-- BEGIN MATERIALS PROVIDED --

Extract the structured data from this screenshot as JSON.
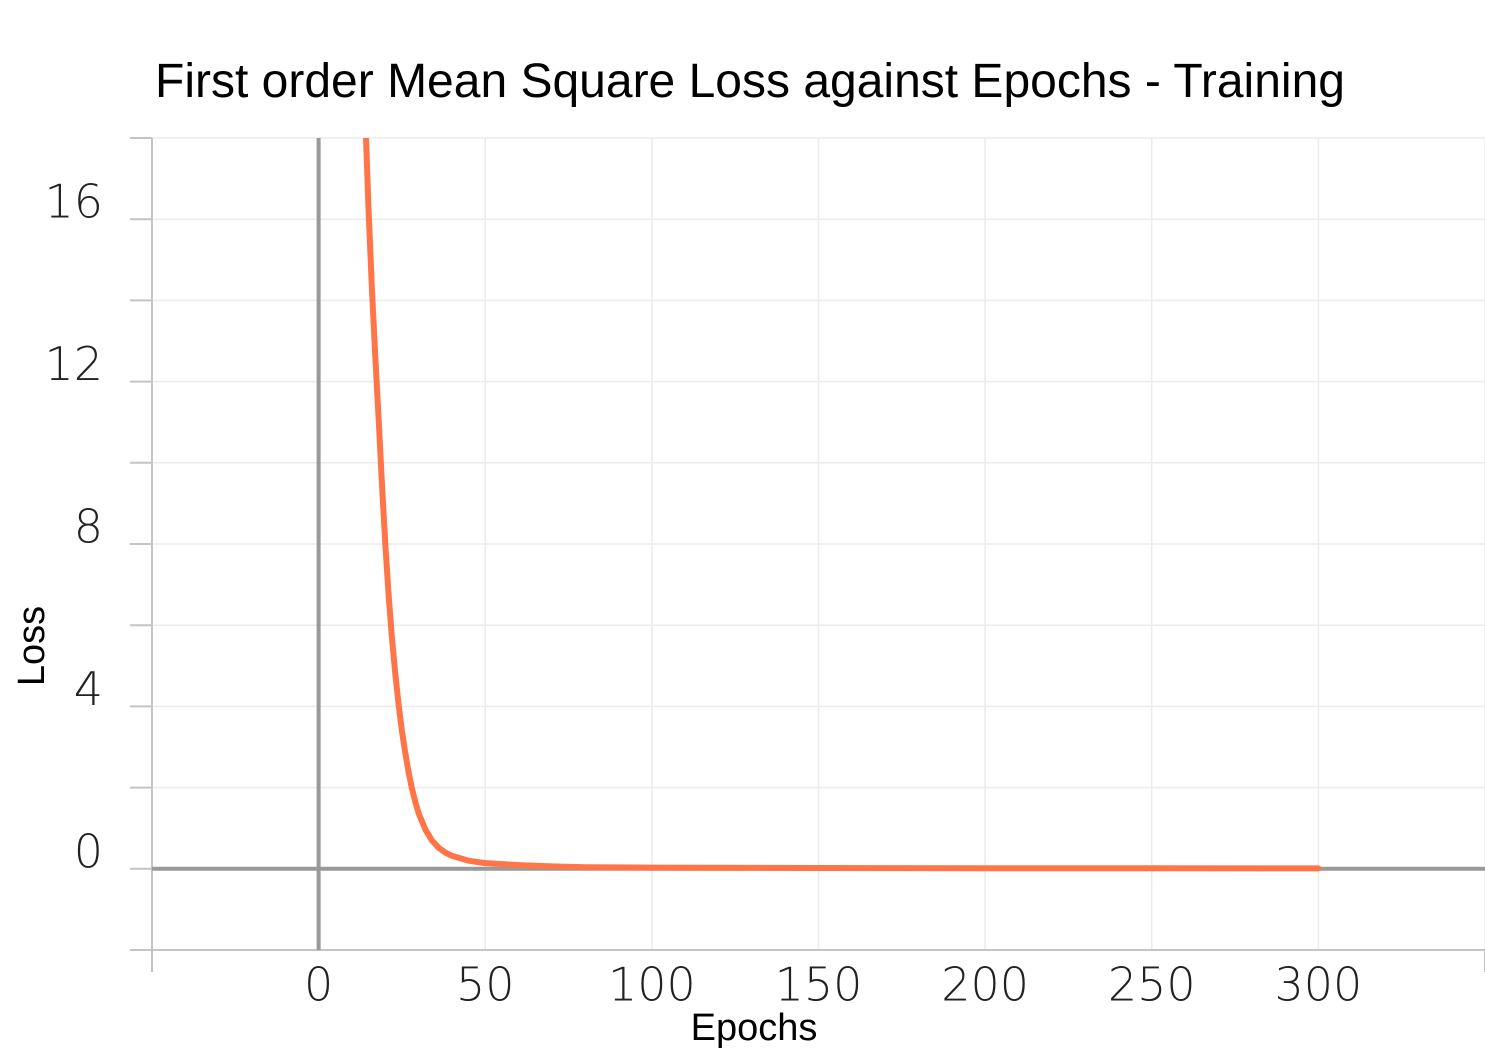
{
  "chart_data": {
    "type": "line",
    "title": "First order Mean Square Loss against Epochs - Training",
    "xlabel": "Epochs",
    "ylabel": "Loss",
    "xlim": [
      -50,
      350
    ],
    "ylim": [
      -2,
      18
    ],
    "x_ticks": [
      0,
      50,
      100,
      150,
      200,
      250,
      300
    ],
    "x_tick_labels": [
      "0",
      "50",
      "100",
      "150",
      "200",
      "250",
      "300"
    ],
    "y_ticks": [
      0,
      4,
      8,
      12,
      16
    ],
    "y_tick_labels": [
      "0",
      "4",
      "8",
      "12",
      "16"
    ],
    "grid": true,
    "series": [
      {
        "color": "#ff7547",
        "x": [
          14,
          15,
          16,
          17,
          18,
          19,
          20,
          21,
          22,
          23,
          24,
          25,
          26,
          27,
          28,
          29,
          30,
          32,
          34,
          36,
          38,
          40,
          45,
          50,
          60,
          70,
          80,
          100,
          150,
          200,
          250,
          300
        ],
        "y": [
          18.5,
          16.2,
          14.3,
          12.6,
          11.1,
          9.5,
          8.0,
          6.75,
          5.7,
          4.8,
          4.05,
          3.4,
          2.85,
          2.38,
          1.98,
          1.65,
          1.37,
          0.97,
          0.7,
          0.52,
          0.4,
          0.32,
          0.2,
          0.14,
          0.09,
          0.06,
          0.04,
          0.03,
          0.02,
          0.015,
          0.012,
          0.01
        ]
      }
    ]
  }
}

-- END MATERIALS PROVIDED --

PROBLEM TO SOLVE – Transcribe the records above exactly, leaving out every picture.

EXPECTED ANSWER –
Extract the structured data from this screenshot as JSON.
{
  "chart_data": {
    "type": "line",
    "title": "First order Mean Square Loss against Epochs - Training",
    "xlabel": "Epochs",
    "ylabel": "Loss",
    "xlim": [
      -50,
      350
    ],
    "ylim": [
      -2,
      18
    ],
    "x_ticks": [
      0,
      50,
      100,
      150,
      200,
      250,
      300
    ],
    "x_tick_labels": [
      "0",
      "50",
      "100",
      "150",
      "200",
      "250",
      "300"
    ],
    "y_ticks": [
      0,
      4,
      8,
      12,
      16
    ],
    "y_tick_labels": [
      "0",
      "4",
      "8",
      "12",
      "16"
    ],
    "grid": true,
    "series": [
      {
        "color": "#ff7547",
        "x": [
          14,
          15,
          16,
          17,
          18,
          19,
          20,
          21,
          22,
          23,
          24,
          25,
          26,
          27,
          28,
          29,
          30,
          32,
          34,
          36,
          38,
          40,
          45,
          50,
          60,
          70,
          80,
          100,
          150,
          200,
          250,
          300
        ],
        "y": [
          18.5,
          16.2,
          14.3,
          12.6,
          11.1,
          9.5,
          8.0,
          6.75,
          5.7,
          4.8,
          4.05,
          3.4,
          2.85,
          2.38,
          1.98,
          1.65,
          1.37,
          0.97,
          0.7,
          0.52,
          0.4,
          0.32,
          0.2,
          0.14,
          0.09,
          0.06,
          0.04,
          0.03,
          0.02,
          0.015,
          0.012,
          0.01
        ]
      }
    ]
  }
}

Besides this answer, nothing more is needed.